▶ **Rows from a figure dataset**
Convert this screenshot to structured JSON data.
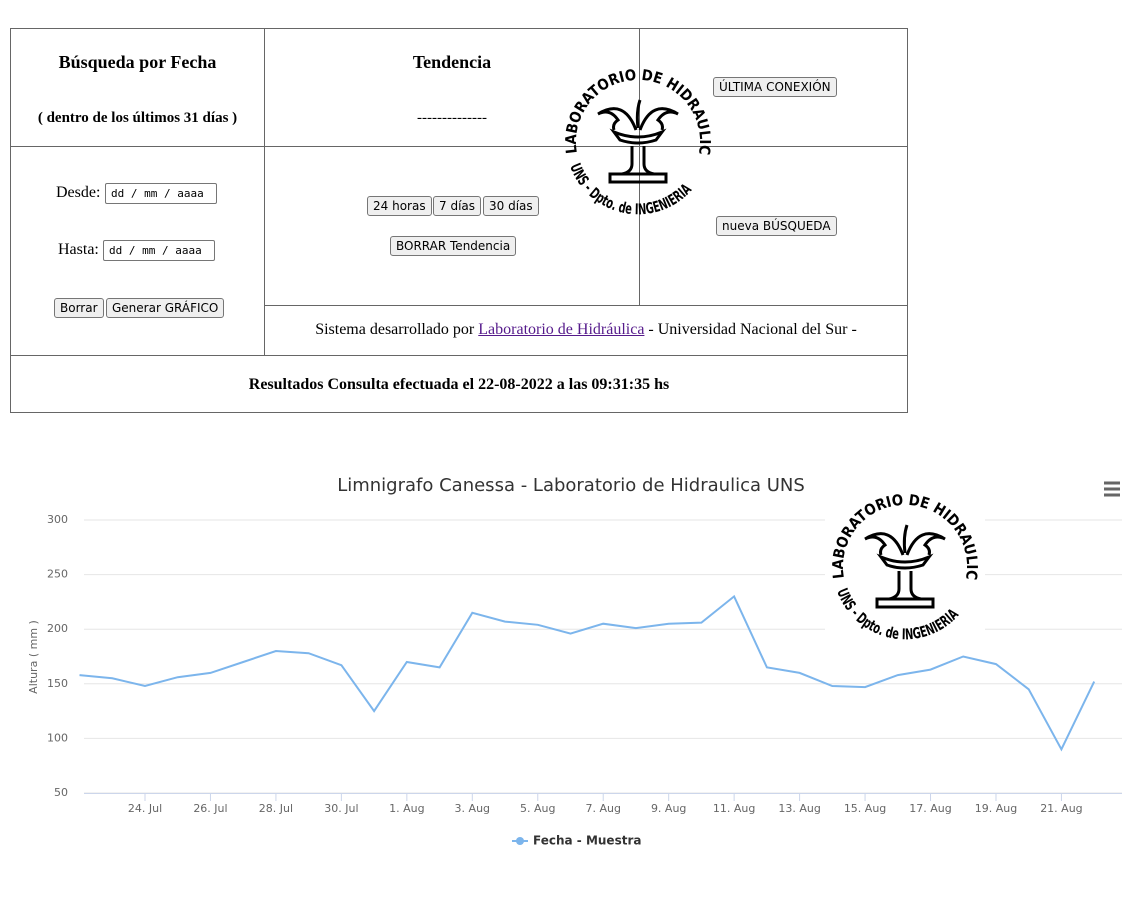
{
  "search": {
    "title": "Búsqueda por Fecha",
    "subtitle": "( dentro de los últimos 31 días )",
    "from_label": "Desde:",
    "to_label": "Hasta:",
    "date_placeholder": "dd / mm / aaaa",
    "clear_button": "Borrar",
    "generate_button": "Generar GRÁFICO"
  },
  "trend": {
    "title": "Tendencia",
    "value": "--------------",
    "buttons": [
      "24 horas",
      "7 días",
      "30 días"
    ],
    "clear_button": "BORRAR Tendencia"
  },
  "side": {
    "last_connection": "ÚLTIMA CONEXIÓN",
    "new_search": "nueva BÚSQUEDA"
  },
  "footer": {
    "prefix": "Sistema desarrollado por",
    "link": "Laboratorio de Hidráulica",
    "suffix": "- Universidad Nacional del Sur -"
  },
  "results": "Resultados Consulta efectuada el 22-08-2022 a las 09:31:35 hs",
  "logo": {
    "top": "LABORATORIO DE HIDRAULICA",
    "bottom": "UNS - Dpto. de INGENIERIA"
  },
  "chart_data": {
    "type": "line",
    "title": "Limnigrafo Canessa - Laboratorio de Hidraulica UNS",
    "y_label": "Altura ( mm )",
    "categories": [
      null,
      null,
      "24. Jul",
      null,
      "26. Jul",
      null,
      "28. Jul",
      null,
      "30. Jul",
      null,
      "1. Aug",
      null,
      "3. Aug",
      null,
      "5. Aug",
      null,
      "7. Aug",
      null,
      "9. Aug",
      null,
      "11. Aug",
      null,
      "13. Aug",
      null,
      "15. Aug",
      null,
      "17. Aug",
      null,
      "19. Aug",
      null,
      "21. Aug",
      null
    ],
    "series": [
      {
        "name": "Fecha - Muestra",
        "color": "#7cb5ec",
        "values": [
          158,
          155,
          148,
          156,
          160,
          170,
          180,
          178,
          167,
          125,
          170,
          165,
          215,
          207,
          204,
          196,
          205,
          201,
          205,
          206,
          230,
          165,
          160,
          148,
          147,
          158,
          163,
          175,
          168,
          145,
          90,
          152
        ]
      }
    ],
    "ylim": [
      50,
      300
    ],
    "yticks": [
      50,
      100,
      150,
      200,
      250,
      300
    ],
    "grid": true,
    "legend": "bottom"
  }
}
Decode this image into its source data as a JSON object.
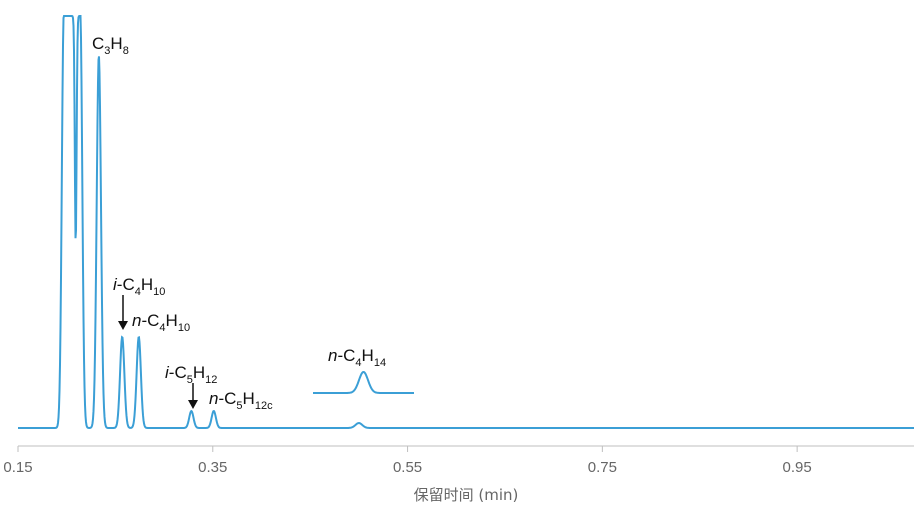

▶ **Problem details**
Omit every picture, then reproduce the rest of the listing exactly.

▶ **Final result**
Convert this screenshot to structured JSON data.
{
  "search": {
    "title": "Búsqueda por Fecha",
    "subtitle": "( dentro de los últimos 31 días )",
    "from_label": "Desde:",
    "to_label": "Hasta:",
    "date_placeholder": "dd / mm / aaaa",
    "clear_button": "Borrar",
    "generate_button": "Generar GRÁFICO"
  },
  "trend": {
    "title": "Tendencia",
    "value": "--------------",
    "buttons": [
      "24 horas",
      "7 días",
      "30 días"
    ],
    "clear_button": "BORRAR Tendencia"
  },
  "side": {
    "last_connection": "ÚLTIMA CONEXIÓN",
    "new_search": "nueva BÚSQUEDA"
  },
  "footer": {
    "prefix": "Sistema desarrollado por",
    "link": "Laboratorio de Hidráulica",
    "suffix": "- Universidad Nacional del Sur -"
  },
  "results": "Resultados Consulta efectuada el 22-08-2022 a las 09:31:35 hs",
  "logo": {
    "top": "LABORATORIO DE HIDRAULICA",
    "bottom": "UNS - Dpto. de INGENIERIA"
  },
  "chart_data": {
    "type": "line",
    "title": "Limnigrafo Canessa - Laboratorio de Hidraulica UNS",
    "y_label": "Altura ( mm )",
    "categories": [
      null,
      null,
      "24. Jul",
      null,
      "26. Jul",
      null,
      "28. Jul",
      null,
      "30. Jul",
      null,
      "1. Aug",
      null,
      "3. Aug",
      null,
      "5. Aug",
      null,
      "7. Aug",
      null,
      "9. Aug",
      null,
      "11. Aug",
      null,
      "13. Aug",
      null,
      "15. Aug",
      null,
      "17. Aug",
      null,
      "19. Aug",
      null,
      "21. Aug",
      null
    ],
    "series": [
      {
        "name": "Fecha - Muestra",
        "color": "#7cb5ec",
        "values": [
          158,
          155,
          148,
          156,
          160,
          170,
          180,
          178,
          167,
          125,
          170,
          165,
          215,
          207,
          204,
          196,
          205,
          201,
          205,
          206,
          230,
          165,
          160,
          148,
          147,
          158,
          163,
          175,
          168,
          145,
          90,
          152
        ]
      }
    ],
    "ylim": [
      50,
      300
    ],
    "yticks": [
      50,
      100,
      150,
      200,
      250,
      300
    ],
    "grid": true,
    "legend": "bottom"
  }
}
Decode this image into its source data as a JSON object.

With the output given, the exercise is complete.